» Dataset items
--- Start ---
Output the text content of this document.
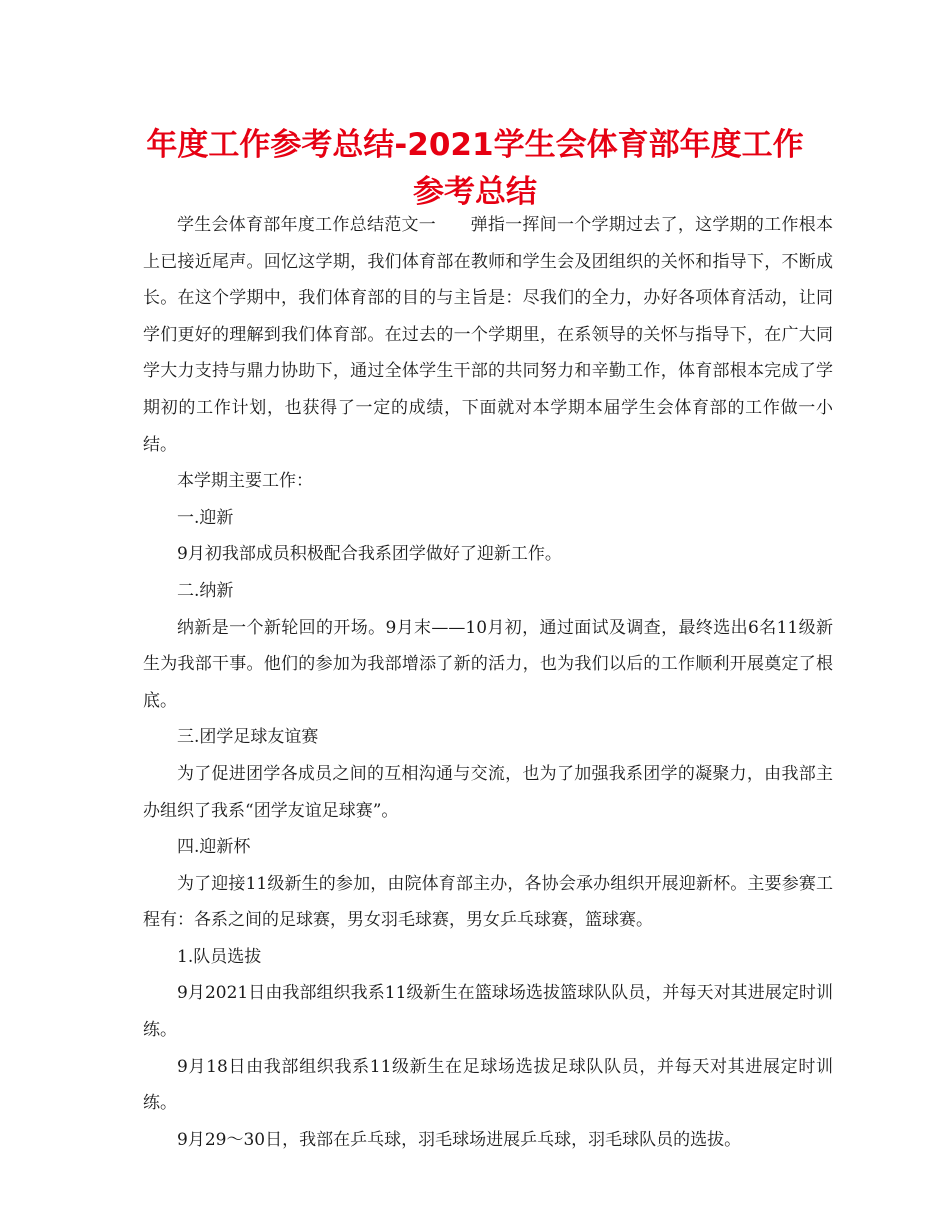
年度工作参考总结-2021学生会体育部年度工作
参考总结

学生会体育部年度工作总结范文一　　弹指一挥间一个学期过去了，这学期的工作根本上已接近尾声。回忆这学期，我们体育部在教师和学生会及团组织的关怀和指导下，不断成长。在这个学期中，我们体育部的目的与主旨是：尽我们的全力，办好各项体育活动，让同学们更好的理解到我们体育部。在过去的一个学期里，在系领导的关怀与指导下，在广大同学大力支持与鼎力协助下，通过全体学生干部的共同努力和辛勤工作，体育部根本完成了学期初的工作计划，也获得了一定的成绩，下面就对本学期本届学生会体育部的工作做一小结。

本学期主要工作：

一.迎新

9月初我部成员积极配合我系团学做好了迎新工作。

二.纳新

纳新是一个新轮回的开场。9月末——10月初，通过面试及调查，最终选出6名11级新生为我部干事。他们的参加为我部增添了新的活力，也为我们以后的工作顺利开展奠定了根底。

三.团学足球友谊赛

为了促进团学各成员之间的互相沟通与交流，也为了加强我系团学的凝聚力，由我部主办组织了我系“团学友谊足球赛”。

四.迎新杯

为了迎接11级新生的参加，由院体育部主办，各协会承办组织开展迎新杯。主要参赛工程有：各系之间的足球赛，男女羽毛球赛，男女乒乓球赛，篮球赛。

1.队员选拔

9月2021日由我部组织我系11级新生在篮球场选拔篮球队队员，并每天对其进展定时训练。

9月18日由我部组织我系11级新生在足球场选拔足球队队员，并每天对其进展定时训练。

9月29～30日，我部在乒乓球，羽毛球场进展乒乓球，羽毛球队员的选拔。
--- End ---
--- Start ---
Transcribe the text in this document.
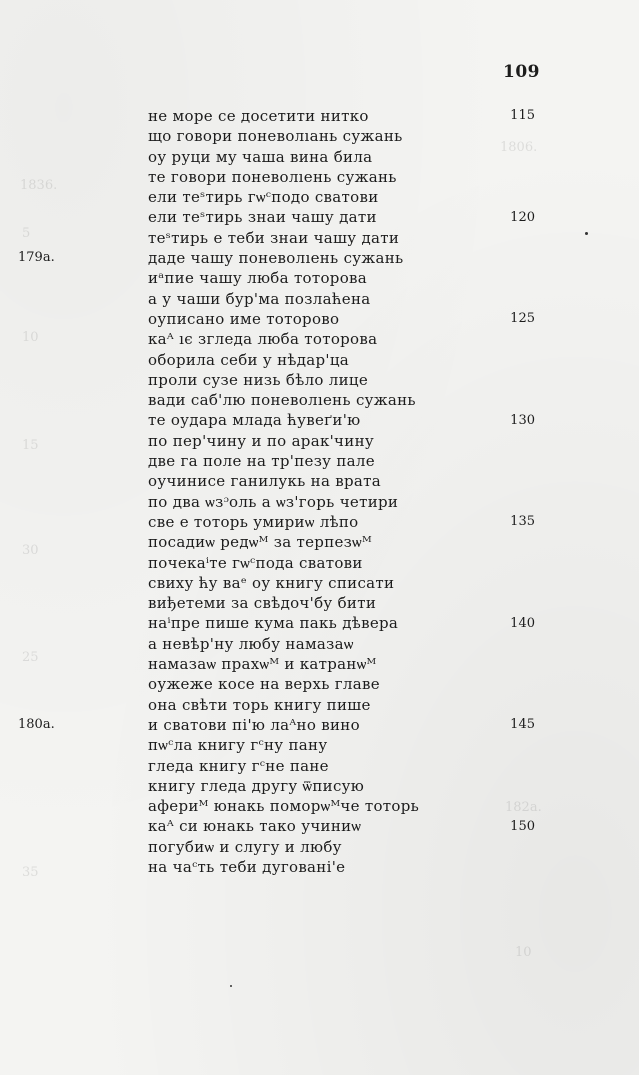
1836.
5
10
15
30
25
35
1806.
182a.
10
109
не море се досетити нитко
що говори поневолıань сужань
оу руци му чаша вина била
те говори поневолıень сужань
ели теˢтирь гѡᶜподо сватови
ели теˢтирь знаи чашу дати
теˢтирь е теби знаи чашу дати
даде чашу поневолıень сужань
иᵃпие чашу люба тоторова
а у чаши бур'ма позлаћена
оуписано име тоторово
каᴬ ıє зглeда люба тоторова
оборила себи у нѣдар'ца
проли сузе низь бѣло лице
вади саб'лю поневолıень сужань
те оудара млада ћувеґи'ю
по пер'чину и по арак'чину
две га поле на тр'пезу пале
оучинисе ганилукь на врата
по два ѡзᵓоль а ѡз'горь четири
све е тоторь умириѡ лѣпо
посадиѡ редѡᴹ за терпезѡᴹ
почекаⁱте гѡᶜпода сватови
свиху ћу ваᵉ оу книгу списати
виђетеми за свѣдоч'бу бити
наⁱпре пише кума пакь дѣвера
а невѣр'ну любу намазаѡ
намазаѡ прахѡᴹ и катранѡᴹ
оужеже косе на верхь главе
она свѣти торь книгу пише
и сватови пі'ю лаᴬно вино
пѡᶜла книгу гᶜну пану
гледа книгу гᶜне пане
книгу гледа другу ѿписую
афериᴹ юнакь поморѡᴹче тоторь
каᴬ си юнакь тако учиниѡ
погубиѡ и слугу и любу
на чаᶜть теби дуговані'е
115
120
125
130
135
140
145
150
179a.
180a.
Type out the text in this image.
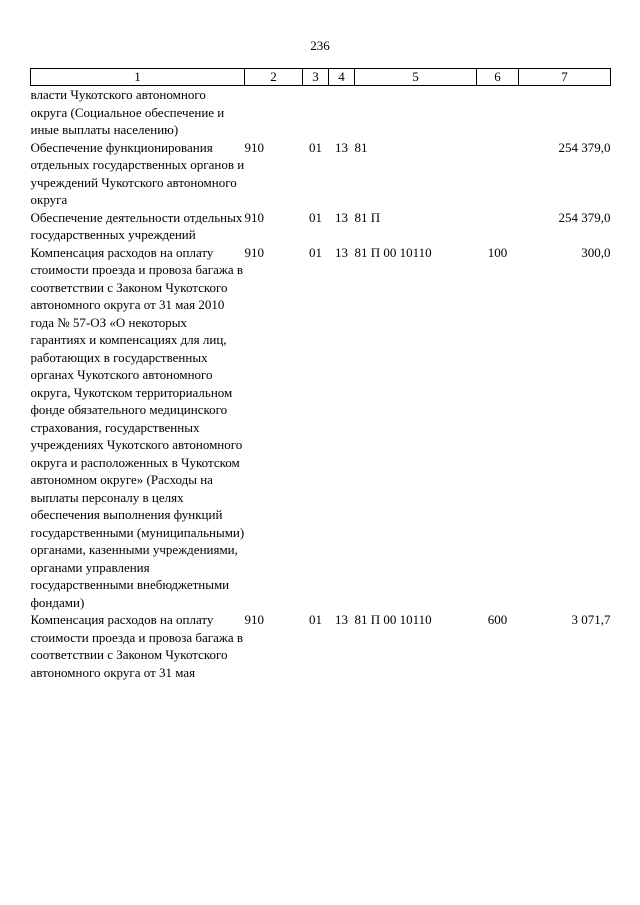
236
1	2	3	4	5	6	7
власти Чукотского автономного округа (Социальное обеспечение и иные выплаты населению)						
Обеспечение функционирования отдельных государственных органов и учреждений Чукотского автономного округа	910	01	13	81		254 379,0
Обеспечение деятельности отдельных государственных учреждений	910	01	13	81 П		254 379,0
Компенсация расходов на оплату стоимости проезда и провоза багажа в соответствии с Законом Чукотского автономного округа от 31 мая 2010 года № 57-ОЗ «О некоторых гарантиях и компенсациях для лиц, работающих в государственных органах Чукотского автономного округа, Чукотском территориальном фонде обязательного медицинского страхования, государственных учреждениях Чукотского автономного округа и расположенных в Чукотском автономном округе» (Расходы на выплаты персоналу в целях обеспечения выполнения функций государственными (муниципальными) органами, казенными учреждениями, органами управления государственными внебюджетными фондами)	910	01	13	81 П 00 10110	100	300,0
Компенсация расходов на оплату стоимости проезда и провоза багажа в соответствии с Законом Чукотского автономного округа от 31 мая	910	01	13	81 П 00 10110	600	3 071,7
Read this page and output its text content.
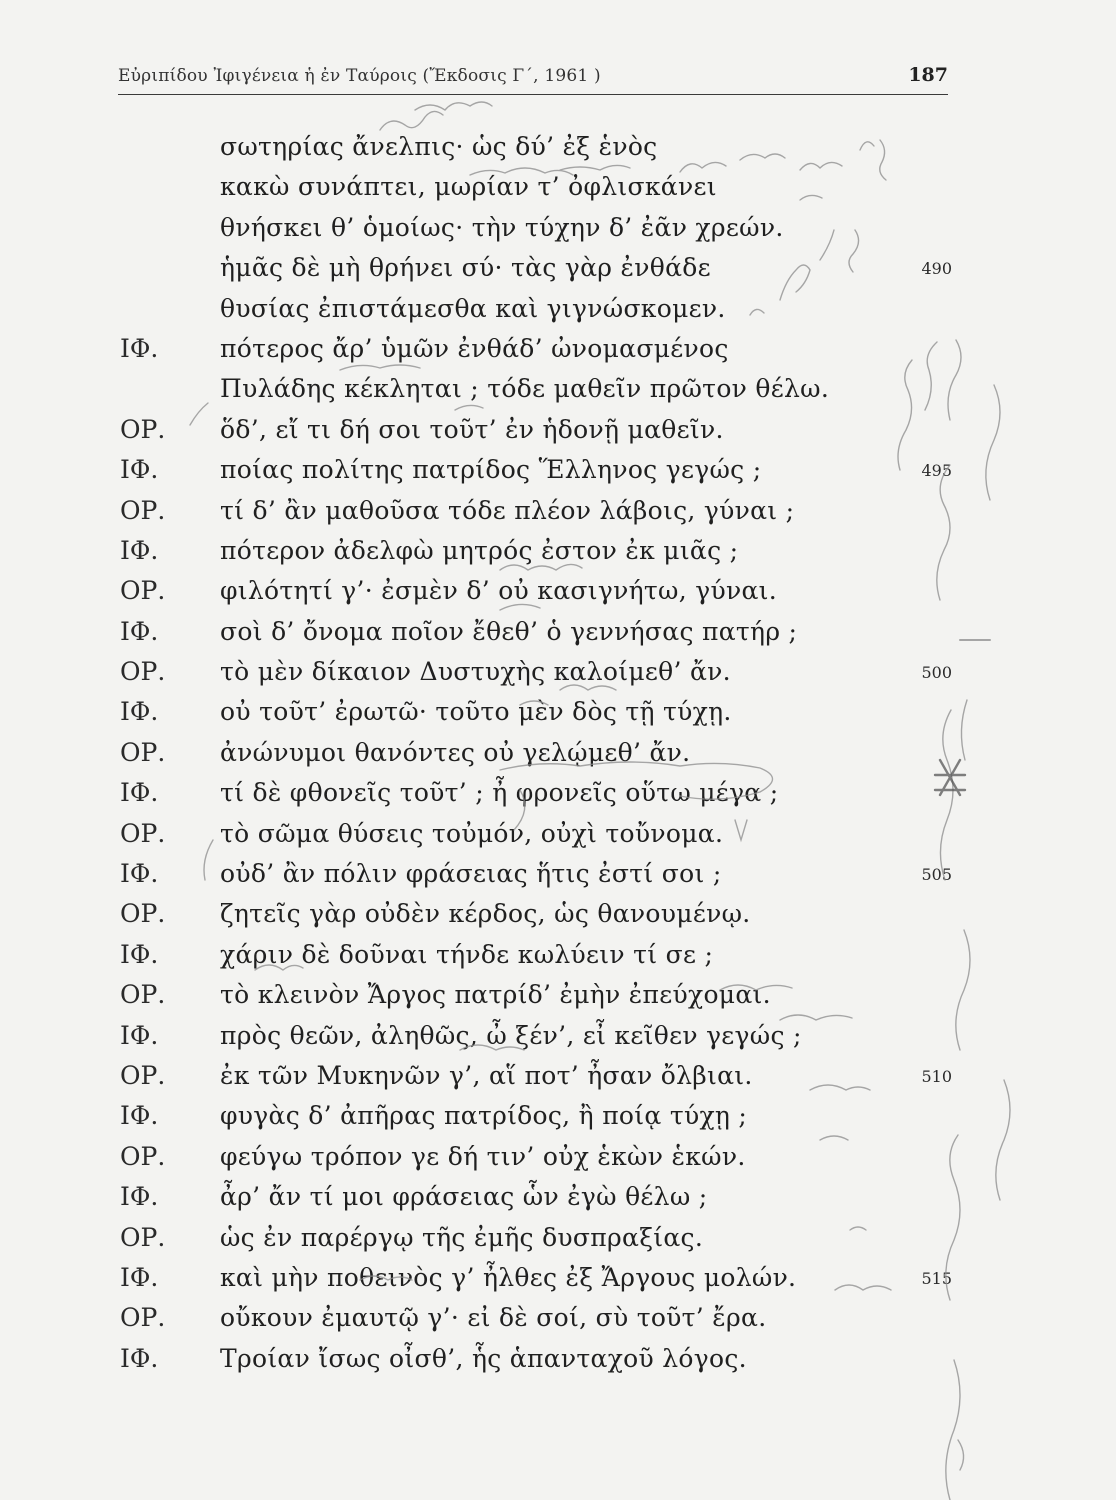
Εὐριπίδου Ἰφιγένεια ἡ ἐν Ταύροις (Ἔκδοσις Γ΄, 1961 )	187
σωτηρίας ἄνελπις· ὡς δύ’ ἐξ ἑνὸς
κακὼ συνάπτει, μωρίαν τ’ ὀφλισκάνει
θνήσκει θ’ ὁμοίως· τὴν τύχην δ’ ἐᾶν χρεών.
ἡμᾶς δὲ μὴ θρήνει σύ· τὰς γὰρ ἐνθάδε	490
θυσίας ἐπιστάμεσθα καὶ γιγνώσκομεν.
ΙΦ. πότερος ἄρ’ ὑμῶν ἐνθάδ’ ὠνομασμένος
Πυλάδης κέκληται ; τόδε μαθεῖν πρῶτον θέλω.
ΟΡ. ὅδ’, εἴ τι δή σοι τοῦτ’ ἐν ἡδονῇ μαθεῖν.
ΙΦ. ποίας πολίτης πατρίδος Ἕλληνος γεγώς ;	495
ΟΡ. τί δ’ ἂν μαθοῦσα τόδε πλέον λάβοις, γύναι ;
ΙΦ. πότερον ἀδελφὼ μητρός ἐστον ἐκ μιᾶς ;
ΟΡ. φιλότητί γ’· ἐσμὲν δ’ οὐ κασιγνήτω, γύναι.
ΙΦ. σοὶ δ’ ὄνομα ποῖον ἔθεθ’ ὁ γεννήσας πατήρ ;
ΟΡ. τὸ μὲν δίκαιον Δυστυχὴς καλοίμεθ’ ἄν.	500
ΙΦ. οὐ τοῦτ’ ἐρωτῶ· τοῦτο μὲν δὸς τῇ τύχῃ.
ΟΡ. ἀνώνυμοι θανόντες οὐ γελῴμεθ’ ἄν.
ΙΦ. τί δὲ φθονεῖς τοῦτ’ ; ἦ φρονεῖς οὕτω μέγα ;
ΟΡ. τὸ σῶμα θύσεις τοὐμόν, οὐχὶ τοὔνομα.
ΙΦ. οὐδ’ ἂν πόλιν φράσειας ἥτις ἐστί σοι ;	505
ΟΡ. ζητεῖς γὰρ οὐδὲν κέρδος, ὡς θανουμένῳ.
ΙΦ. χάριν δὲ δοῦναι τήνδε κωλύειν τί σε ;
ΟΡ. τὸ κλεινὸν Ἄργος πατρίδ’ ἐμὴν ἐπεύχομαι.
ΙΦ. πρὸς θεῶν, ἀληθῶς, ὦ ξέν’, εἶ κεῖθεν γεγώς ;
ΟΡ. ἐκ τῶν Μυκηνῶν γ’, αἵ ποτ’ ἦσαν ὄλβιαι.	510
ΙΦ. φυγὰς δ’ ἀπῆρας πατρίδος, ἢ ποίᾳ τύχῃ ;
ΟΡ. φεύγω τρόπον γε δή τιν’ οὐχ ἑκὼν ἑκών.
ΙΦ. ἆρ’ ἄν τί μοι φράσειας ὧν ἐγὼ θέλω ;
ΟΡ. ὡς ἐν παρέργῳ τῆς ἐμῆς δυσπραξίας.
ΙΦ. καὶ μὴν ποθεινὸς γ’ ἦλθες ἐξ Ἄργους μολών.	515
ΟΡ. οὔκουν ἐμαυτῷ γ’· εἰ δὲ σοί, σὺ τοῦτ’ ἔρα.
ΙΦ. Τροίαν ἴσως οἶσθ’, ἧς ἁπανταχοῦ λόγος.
--- End ---
» Instructions for the task
Using the listing above, pick out each line that contains the word "τοῦτ", then copy it.

» Exercise response
ΟΡ. ὅδ’, εἴ τι δή σοι τοῦτ’ ἐν ἡδονῇ μαθεῖν.
ΙΦ. οὐ τοῦτ’ ἐρωτῶ· τοῦτο μὲν δὸς τῇ τύχῃ.
ΙΦ. τί δὲ φθονεῖς τοῦτ’ ; ἦ φρονεῖς οὕτω μέγα ;
ΟΡ. οὔκουν ἐμαυτῷ γ’· εἰ δὲ σοί, σὺ τοῦτ’ ἔρα.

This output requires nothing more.